** What to produce **
Please quote the material exactly, every line of it.

** Records for processing **
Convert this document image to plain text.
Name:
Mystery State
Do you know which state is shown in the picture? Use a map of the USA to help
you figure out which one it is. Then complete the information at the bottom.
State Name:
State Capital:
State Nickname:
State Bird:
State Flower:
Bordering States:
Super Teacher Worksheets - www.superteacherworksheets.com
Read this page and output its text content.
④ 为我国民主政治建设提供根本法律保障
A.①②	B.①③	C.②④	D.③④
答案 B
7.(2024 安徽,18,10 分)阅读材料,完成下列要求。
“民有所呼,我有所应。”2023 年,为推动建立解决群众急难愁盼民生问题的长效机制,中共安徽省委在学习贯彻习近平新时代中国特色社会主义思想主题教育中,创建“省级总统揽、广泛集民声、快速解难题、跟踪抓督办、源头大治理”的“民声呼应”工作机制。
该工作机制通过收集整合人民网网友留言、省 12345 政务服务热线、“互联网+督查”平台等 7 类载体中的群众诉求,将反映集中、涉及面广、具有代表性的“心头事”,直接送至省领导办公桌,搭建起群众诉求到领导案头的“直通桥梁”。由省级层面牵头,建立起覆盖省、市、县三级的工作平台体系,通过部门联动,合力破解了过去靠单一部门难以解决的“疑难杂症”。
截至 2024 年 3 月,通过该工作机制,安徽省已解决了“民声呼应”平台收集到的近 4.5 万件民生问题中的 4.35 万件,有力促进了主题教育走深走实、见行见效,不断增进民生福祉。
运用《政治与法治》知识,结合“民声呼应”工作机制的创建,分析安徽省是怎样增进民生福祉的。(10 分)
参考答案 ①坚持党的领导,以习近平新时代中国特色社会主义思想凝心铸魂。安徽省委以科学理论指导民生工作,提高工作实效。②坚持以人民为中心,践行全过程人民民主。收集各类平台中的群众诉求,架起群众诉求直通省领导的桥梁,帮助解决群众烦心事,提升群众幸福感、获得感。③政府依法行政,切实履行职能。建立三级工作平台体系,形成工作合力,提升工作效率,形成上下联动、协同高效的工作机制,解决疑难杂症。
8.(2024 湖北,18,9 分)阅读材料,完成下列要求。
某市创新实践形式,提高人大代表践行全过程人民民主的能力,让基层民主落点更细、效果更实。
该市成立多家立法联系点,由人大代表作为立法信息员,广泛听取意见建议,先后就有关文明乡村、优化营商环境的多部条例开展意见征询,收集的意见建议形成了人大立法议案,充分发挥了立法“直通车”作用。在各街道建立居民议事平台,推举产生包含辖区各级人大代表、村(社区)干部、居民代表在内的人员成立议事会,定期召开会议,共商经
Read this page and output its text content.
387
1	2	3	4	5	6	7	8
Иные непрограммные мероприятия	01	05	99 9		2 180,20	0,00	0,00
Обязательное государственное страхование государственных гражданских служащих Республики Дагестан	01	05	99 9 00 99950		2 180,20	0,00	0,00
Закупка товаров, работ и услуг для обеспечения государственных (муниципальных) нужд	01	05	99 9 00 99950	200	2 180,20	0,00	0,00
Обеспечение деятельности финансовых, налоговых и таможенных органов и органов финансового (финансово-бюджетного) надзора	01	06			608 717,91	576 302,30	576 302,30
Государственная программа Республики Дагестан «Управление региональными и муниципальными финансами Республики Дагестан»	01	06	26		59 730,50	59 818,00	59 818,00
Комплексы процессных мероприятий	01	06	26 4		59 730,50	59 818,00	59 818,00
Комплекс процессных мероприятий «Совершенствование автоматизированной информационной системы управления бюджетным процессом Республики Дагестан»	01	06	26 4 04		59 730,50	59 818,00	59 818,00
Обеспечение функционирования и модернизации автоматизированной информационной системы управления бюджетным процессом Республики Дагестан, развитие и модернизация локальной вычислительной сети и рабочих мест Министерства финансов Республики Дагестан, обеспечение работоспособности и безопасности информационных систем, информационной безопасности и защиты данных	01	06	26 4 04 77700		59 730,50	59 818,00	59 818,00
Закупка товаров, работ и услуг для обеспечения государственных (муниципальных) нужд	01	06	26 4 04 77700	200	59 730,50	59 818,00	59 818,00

** Final result **
Convert this document image to plain text.
Name:
Mystery State
Do you know which state is shown in the picture? Use a map of the USA to help
you figure out which one it is. Then complete the information at the bottom.
State Name:
State Capital:
State Nickname:
State Bird:
State Flower:
Bordering States:
Super Teacher Worksheets - www.superteacherworksheets.com
Read this page and output its text content.
④ 为我国民主政治建设提供根本法律保障
A.①②	B.①③	C.②④	D.③④
答案 B
7.(2024 安徽,18,10 分)阅读材料,完成下列要求。
“民有所呼,我有所应。”2023 年,为推动建立解决群众急难愁盼民生问题的长效机制,中共安徽省委在学习贯彻习近平新时代中国特色社会主义思想主题教育中,创建“省级总统揽、广泛集民声、快速解难题、跟踪抓督办、源头大治理”的“民声呼应”工作机制。
该工作机制通过收集整合人民网网友留言、省 12345 政务服务热线、“互联网+督查”平台等 7 类载体中的群众诉求,将反映集中、涉及面广、具有代表性的“心头事”,直接送至省领导办公桌,搭建起群众诉求到领导案头的“直通桥梁”。由省级层面牵头,建立起覆盖省、市、县三级的工作平台体系,通过部门联动,合力破解了过去靠单一部门难以解决的“疑难杂症”。
截至 2024 年 3 月,通过该工作机制,安徽省已解决了“民声呼应”平台收集到的近 4.5 万件民生问题中的 4.35 万件,有力促进了主题教育走深走实、见行见效,不断增进民生福祉。
运用《政治与法治》知识,结合“民声呼应”工作机制的创建,分析安徽省是怎样增进民生福祉的。(10 分)
参考答案 ①坚持党的领导,以习近平新时代中国特色社会主义思想凝心铸魂。安徽省委以科学理论指导民生工作,提高工作实效。②坚持以人民为中心,践行全过程人民民主。收集各类平台中的群众诉求,架起群众诉求直通省领导的桥梁,帮助解决群众烦心事,提升群众幸福感、获得感。③政府依法行政,切实履行职能。建立三级工作平台体系,形成工作合力,提升工作效率,形成上下联动、协同高效的工作机制,解决疑难杂症。
8.(2024 湖北,18,9 分)阅读材料,完成下列要求。
某市创新实践形式,提高人大代表践行全过程人民民主的能力,让基层民主落点更细、效果更实。
该市成立多家立法联系点,由人大代表作为立法信息员,广泛听取意见建议,先后就有关文明乡村、优化营商环境的多部条例开展意见征询,收集的意见建议形成了人大立法议案,充分发挥了立法“直通车”作用。在各街道建立居民议事平台,推举产生包含辖区各级人大代表、村(社区)干部、居民代表在内的人员成立议事会,定期召开会议,共商经
Read this page and output its text content.
387
1	2	3	4	5	6	7	8
Иные непрограммные мероприятия	01	05	99 9		2 180,20	0,00	0,00
Обязательное государственное страхование государственных гражданских служащих Республики Дагестан	01	05	99 9 00 99950		2 180,20	0,00	0,00
Закупка товаров, работ и услуг для обеспечения государственных (муниципальных) нужд	01	05	99 9 00 99950	200	2 180,20	0,00	0,00
Обеспечение деятельности финансовых, налоговых и таможенных органов и органов финансового (финансово-бюджетного) надзора	01	06			608 717,91	576 302,30	576 302,30
Государственная программа Республики Дагестан «Управление региональными и муниципальными финансами Республики Дагестан»	01	06	26		59 730,50	59 818,00	59 818,00
Комплексы процессных мероприятий	01	06	26 4		59 730,50	59 818,00	59 818,00
Комплекс процессных мероприятий «Совершенствование автоматизированной информационной системы управления бюджетным процессом Республики Дагестан»	01	06	26 4 04		59 730,50	59 818,00	59 818,00
Обеспечение функционирования и модернизации автоматизированной информационной системы управления бюджетным процессом Республики Дагестан, развитие и модернизация локальной вычислительной сети и рабочих мест Министерства финансов Республики Дагестан, обеспечение работоспособности и безопасности информационных систем, информационной безопасности и защиты данных	01	06	26 4 04 77700		59 730,50	59 818,00	59 818,00
Закупка товаров, работ и услуг для обеспечения государственных (муниципальных) нужд	01	06	26 4 04 77700	200	59 730,50	59 818,00	59 818,00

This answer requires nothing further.